> _Stated problem_
Using the records provided below, locate and copy each line that contains the word "fcdede".

◆ ◆ ◆ ◆ ◆

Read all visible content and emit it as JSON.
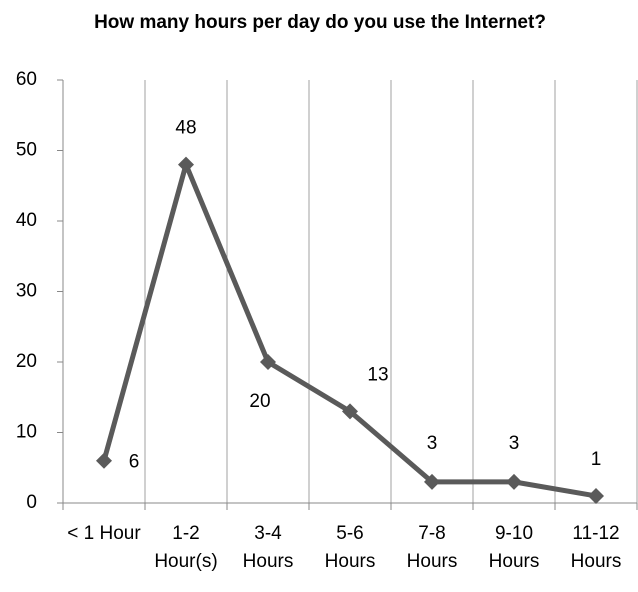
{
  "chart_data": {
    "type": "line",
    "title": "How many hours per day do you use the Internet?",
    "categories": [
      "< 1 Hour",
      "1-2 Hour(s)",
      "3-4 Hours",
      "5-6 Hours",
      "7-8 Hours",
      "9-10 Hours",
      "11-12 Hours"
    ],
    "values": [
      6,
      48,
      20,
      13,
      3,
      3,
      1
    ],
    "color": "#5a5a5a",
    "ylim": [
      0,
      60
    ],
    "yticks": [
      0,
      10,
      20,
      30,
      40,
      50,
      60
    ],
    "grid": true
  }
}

◆ ◆ ◆ ◆ ◆

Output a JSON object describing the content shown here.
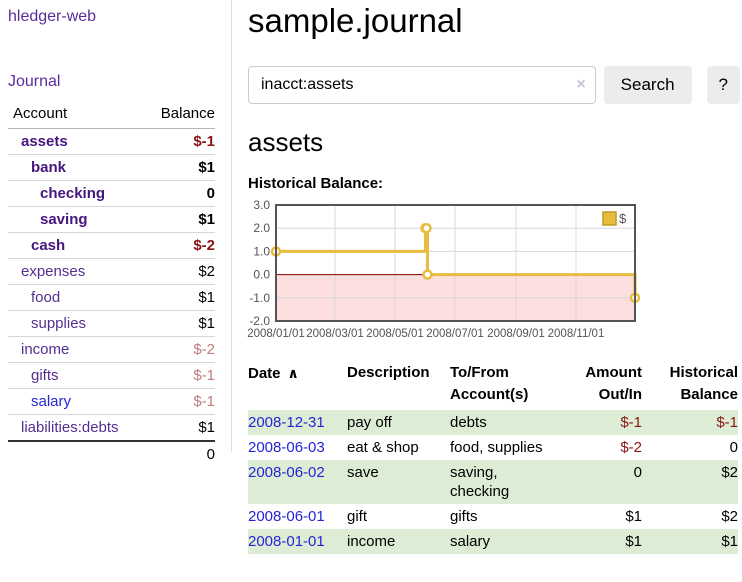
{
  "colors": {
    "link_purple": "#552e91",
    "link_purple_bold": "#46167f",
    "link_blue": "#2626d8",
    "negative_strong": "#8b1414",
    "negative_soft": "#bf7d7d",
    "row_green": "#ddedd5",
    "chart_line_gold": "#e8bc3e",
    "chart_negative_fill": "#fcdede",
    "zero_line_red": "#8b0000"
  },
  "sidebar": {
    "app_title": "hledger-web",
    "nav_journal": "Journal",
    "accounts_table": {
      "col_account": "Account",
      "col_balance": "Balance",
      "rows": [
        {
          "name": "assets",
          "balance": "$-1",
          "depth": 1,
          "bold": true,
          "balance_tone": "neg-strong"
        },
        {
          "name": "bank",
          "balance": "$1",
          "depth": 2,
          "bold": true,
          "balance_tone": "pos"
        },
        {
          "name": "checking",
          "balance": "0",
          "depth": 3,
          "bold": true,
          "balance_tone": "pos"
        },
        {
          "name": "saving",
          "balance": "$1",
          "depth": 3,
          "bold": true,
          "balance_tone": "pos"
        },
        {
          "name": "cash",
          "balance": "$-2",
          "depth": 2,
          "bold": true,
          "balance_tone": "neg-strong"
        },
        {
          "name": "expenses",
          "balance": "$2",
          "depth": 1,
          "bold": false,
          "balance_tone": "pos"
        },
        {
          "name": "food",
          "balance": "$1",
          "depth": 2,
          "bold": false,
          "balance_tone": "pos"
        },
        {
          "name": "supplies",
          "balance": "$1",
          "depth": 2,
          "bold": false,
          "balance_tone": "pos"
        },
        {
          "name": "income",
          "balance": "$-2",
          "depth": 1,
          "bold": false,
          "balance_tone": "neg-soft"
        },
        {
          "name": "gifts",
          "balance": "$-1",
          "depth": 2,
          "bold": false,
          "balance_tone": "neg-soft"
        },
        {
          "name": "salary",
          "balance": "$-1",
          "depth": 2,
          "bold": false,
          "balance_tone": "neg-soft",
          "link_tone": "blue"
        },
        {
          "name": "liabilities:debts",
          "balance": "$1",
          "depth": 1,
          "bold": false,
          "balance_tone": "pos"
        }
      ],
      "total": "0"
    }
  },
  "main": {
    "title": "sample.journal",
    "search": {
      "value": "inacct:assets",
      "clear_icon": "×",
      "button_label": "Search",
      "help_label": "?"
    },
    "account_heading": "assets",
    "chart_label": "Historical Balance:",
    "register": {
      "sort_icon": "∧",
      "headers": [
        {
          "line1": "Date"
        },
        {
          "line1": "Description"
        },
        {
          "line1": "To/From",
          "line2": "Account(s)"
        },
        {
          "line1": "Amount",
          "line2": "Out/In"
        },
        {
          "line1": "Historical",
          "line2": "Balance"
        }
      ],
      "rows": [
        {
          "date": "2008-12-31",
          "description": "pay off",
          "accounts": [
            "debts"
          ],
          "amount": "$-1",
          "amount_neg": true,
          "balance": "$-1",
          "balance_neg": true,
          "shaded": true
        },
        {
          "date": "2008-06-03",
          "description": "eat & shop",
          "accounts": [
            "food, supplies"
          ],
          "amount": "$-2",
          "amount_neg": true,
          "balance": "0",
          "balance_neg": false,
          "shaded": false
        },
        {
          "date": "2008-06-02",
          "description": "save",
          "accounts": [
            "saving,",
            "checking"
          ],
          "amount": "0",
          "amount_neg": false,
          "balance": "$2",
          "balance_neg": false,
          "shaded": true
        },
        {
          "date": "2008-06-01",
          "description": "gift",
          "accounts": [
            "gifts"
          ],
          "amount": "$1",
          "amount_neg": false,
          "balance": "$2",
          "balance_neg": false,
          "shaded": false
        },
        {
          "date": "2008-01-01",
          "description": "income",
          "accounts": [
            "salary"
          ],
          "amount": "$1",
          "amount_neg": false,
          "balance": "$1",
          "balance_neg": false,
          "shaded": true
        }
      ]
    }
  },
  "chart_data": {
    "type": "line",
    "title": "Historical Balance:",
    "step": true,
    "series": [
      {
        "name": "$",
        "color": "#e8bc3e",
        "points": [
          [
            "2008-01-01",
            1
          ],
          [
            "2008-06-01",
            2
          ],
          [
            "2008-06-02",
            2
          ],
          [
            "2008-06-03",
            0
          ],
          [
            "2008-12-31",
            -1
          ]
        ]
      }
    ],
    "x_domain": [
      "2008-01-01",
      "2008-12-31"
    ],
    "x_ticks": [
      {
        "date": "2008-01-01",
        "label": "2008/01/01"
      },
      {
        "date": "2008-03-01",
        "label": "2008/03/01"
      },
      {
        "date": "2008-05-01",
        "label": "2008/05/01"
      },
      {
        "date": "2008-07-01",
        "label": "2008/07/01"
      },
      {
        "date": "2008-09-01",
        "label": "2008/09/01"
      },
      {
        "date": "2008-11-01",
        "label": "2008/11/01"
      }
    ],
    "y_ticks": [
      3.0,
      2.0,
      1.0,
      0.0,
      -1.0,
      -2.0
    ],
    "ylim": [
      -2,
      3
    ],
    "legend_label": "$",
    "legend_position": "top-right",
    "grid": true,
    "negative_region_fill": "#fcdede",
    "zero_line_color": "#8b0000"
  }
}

◆ ◆ ◆ ◆ ◆

> _Finished exercise_
    "chart_negative_fill": "#fcdede",
    "negative_region_fill": "#fcdede",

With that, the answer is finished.